Omit every picture and write out the rest of the records exactly.

— Source data —
·····
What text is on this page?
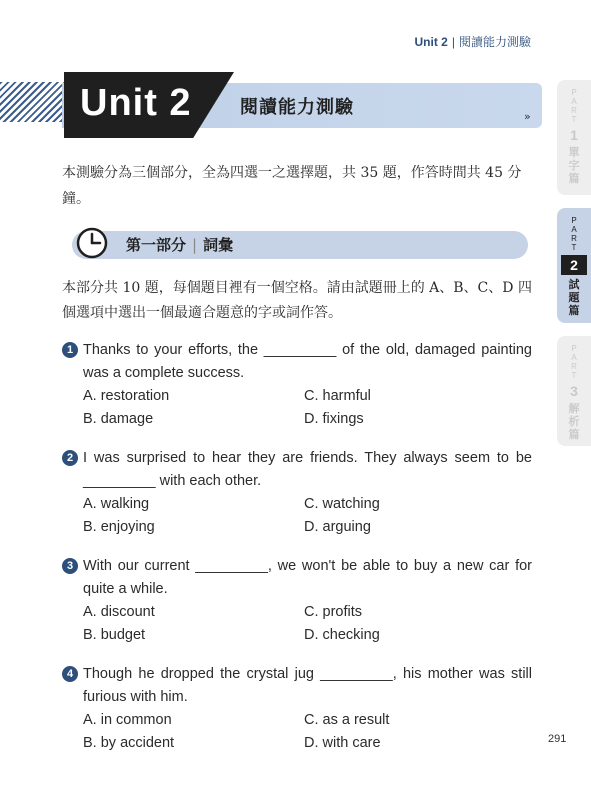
Unit 2 | 閱讀能力測驗
Unit 2	閱讀能力測驗	»
P
A
R
T
1
單字篇
P
A
R
T
2
試題篇
P
A
R
T
3
解析篇
本測驗分為三個部分，全為四選一之選擇題，共 35 題，作答時間共 45 分鐘。
第一部分 | 詞彙
本部分共 10 題，每個題目裡有一個空格。請由試題冊上的 A、B、C、D 四個選項中選出一個最適合題意的字或詞作答。
1 Thanks to your efforts, the _________ of the old, damaged painting was a complete success.
A. restoration	C. harmful
B. damage	D. fixings
2 I was surprised to hear they are friends. They always seem to be _________ with each other.
A. walking	C. watching
B. enjoying	D. arguing
3 With our current _________, we won't be able to buy a new car for quite a while.
A. discount	C. profits
B. budget	D. checking
4 Though he dropped the crystal jug _________, his mother was still furious with him.
A. in common	C. as a result
B. by accident	D. with care	291
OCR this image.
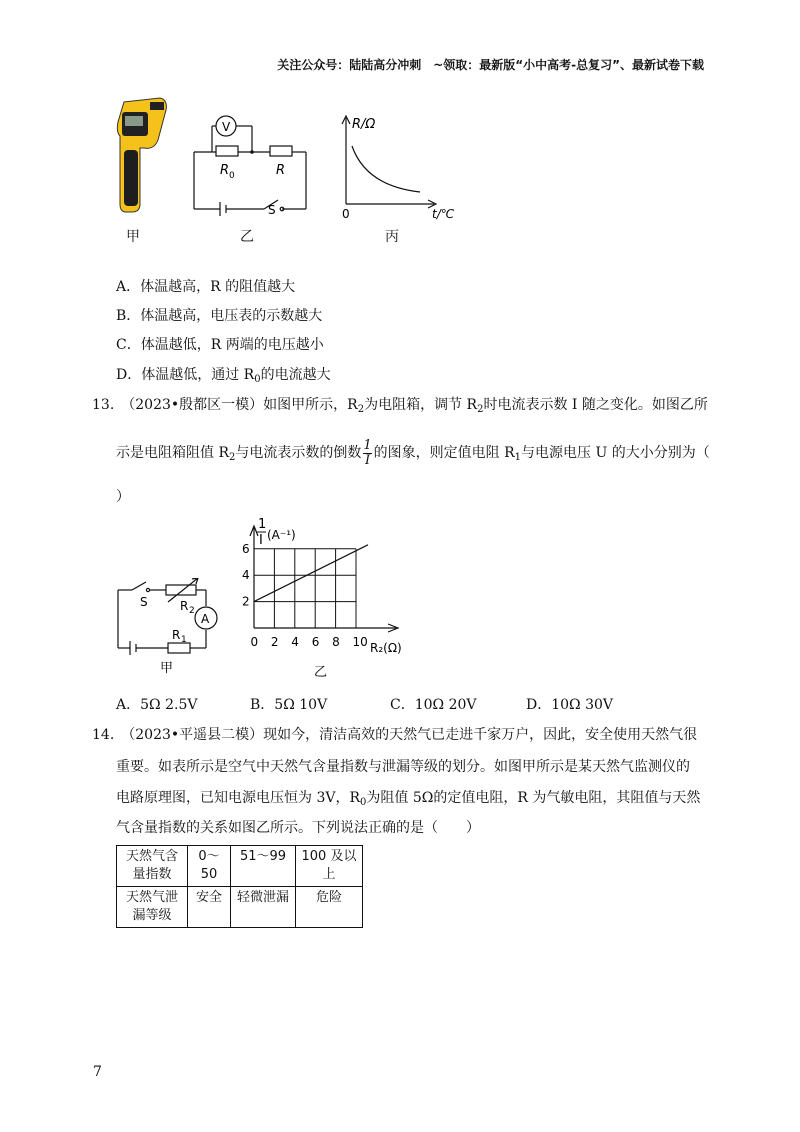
关注公众号：陆陆高分冲刺　~领取：最新版“小中高考-总复习”、最新试卷下载
甲
V
R 0	R
S
乙
R/Ω
0	t/℃
丙
A．体温越高，R 的阻值越大
B．体温越高，电压表的示数越大
C．体温越低，R 两端的电压越小
D．体温越低，通过 $R_0$的电流越大
13.　 （2023•殷都区一模）如图甲所示，$R_2$为电阻箱，调节 $R_2$时电流表示数 I 随之变化。如图乙所
示是电阻箱阻值 $R_2$与电流表示数的倒数 $\frac{1}{I}$ 的图象，则定值电阻 $R_1$与电源电压 U 的大小分别为（
）
S	R 2
A
R 1
甲
0 2 4 6 8 10
2
4
6
1
I (A⁻¹)
R₂(Ω)
乙
A．5Ω 2.5V	B．5Ω 10V	C．10Ω 20V	D．10Ω 30V
14.　 （2023•平遥县二模）现如今，清洁高效的天然气已走进千家万户，因此，安全使用天然气很
重要。如表所示是空气中天然气含量指数与泄漏等级的划分。如图甲所示是某天然气监测仪的
电路原理图，已知电源电压恒为 3V，$R_0$为阻值 5Ω的定值电阻，R 为气敏电阻，其阻值与天然
气含量指数的关系如图乙所示。下列说法正确的是（　　）
天然气含量指数	0～50	51～99	100 及以上
天然气泄漏等级	安全	轻微泄漏	危险
7
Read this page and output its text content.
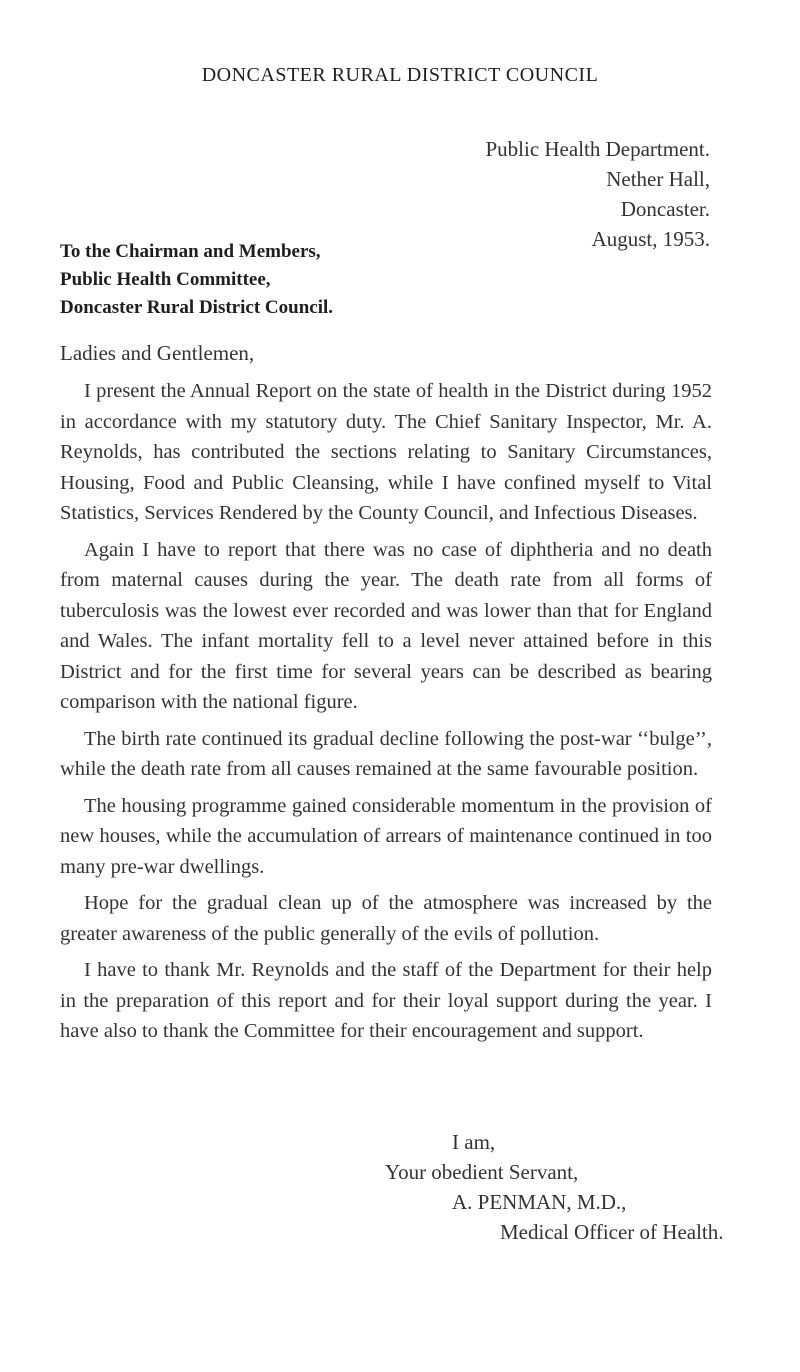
DONCASTER RURAL DISTRICT COUNCIL
Public Health Department.
Nether Hall,
Doncaster.
August, 1953.
To the Chairman and Members,
Public Health Committee,
Doncaster Rural District Council.
Ladies and Gentlemen,

I present the Annual Report on the state of health in the District during 1952 in accordance with my statutory duty. The Chief Sanitary Inspector, Mr. A. Reynolds, has contributed the sections relating to Sanitary Circumstances, Housing, Food and Public Cleansing, while I have confined myself to Vital Statistics, Services Rendered by the County Council, and Infectious Diseases.

Again I have to report that there was no case of diphtheria and no death from maternal causes during the year. The death rate from all forms of tuberculosis was the lowest ever recorded and was lower than that for England and Wales. The infant mortality fell to a level never attained before in this District and for the first time for several years can be described as bearing comparison with the national figure.

The birth rate continued its gradual decline following the post-war ‘‘bulge’’, while the death rate from all causes remained at the same favourable position.

The housing programme gained considerable momentum in the provision of new houses, while the accumulation of arrears of maintenance continued in too many pre-war dwellings.

Hope for the gradual clean up of the atmosphere was increased by the greater awareness of the public generally of the evils of pollution.

I have to thank Mr. Reynolds and the staff of the Department for their help in the preparation of this report and for their loyal support during the year. I have also to thank the Committee for their encouragement and support.

I am,
Your obedient Servant,
A. PENMAN, M.D.,
Medical Officer of Health.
·····
— RESULT BELOW —
What text is on this page?
Unit 2 | 閱讀能力測驗
Unit 2	閱讀能力測驗	»
P
A
R
T
1
單字篇
P
A
R
T
2
試題篇
P
A
R
T
3
解析篇
本測驗分為三個部分，全為四選一之選擇題，共 35 題，作答時間共 45 分鐘。
第一部分 | 詞彙
本部分共 10 題，每個題目裡有一個空格。請由試題冊上的 A、B、C、D 四個選項中選出一個最適合題意的字或詞作答。
1 Thanks to your efforts, the _________ of the old, damaged painting was a complete success.
A. restoration	C. harmful
B. damage	D. fixings
2 I was surprised to hear they are friends. They always seem to be _________ with each other.
A. walking	C. watching
B. enjoying	D. arguing
3 With our current _________, we won't be able to buy a new car for quite a while.
A. discount	C. profits
B. budget	D. checking
4 Though he dropped the crystal jug _________, his mother was still furious with him.
A. in common	C. as a result
B. by accident	D. with care	291
OCR this image.
关注公众号：陆陆高分冲刺　~领取：最新版“小中高考-总复习”、最新试卷下载
甲
V
R 0	R
S
乙
R/Ω
0	t/℃
丙
A．体温越高，R 的阻值越大
B．体温越高，电压表的示数越大
C．体温越低，R 两端的电压越小
D．体温越低，通过 $R_0$的电流越大
13.　 （2023•殷都区一模）如图甲所示，$R_2$为电阻箱，调节 $R_2$时电流表示数 I 随之变化。如图乙所
示是电阻箱阻值 $R_2$与电流表示数的倒数 $\frac{1}{I}$ 的图象，则定值电阻 $R_1$与电源电压 U 的大小分别为（
）
S	R 2
A
R 1
甲
0 2 4 6 8 10
2
4
6
1
I (A⁻¹)
R₂(Ω)
乙
A．5Ω 2.5V	B．5Ω 10V	C．10Ω 20V	D．10Ω 30V
14.　 （2023•平遥县二模）现如今，清洁高效的天然气已走进千家万户，因此，安全使用天然气很
重要。如表所示是空气中天然气含量指数与泄漏等级的划分。如图甲所示是某天然气监测仪的
电路原理图，已知电源电压恒为 3V，$R_0$为阻值 5Ω的定值电阻，R 为气敏电阻，其阻值与天然
气含量指数的关系如图乙所示。下列说法正确的是（　　）
天然气含量指数	0～50	51～99	100 及以上
天然气泄漏等级	安全	轻微泄漏	危险
7
Read this page and output its text content.
DONCASTER RURAL DISTRICT COUNCIL
Public Health Department.
Nether Hall,
Doncaster.
August, 1953.
To the Chairman and Members,
Public Health Committee,
Doncaster Rural District Council.
Ladies and Gentlemen,

I present the Annual Report on the state of health in the District during 1952 in accordance with my statutory duty. The Chief Sanitary Inspector, Mr. A. Reynolds, has contributed the sections relating to Sanitary Circumstances, Housing, Food and Public Cleansing, while I have confined myself to Vital Statistics, Services Rendered by the County Council, and Infectious Diseases.

Again I have to report that there was no case of diphtheria and no death from maternal causes during the year. The death rate from all forms of tuberculosis was the lowest ever recorded and was lower than that for England and Wales. The infant mortality fell to a level never attained before in this District and for the first time for several years can be described as bearing comparison with the national figure.

The birth rate continued its gradual decline following the post-war ‘‘bulge’’, while the death rate from all causes remained at the same favourable position.

The housing programme gained considerable momentum in the provision of new houses, while the accumulation of arrears of maintenance continued in too many pre-war dwellings.

Hope for the gradual clean up of the atmosphere was increased by the greater awareness of the public generally of the evils of pollution.

I have to thank Mr. Reynolds and the staff of the Department for their help in the preparation of this report and for their loyal support during the year. I have also to thank the Committee for their encouragement and support.

I am,
Your obedient Servant,
A. PENMAN, M.D.,
Medical Officer of Health.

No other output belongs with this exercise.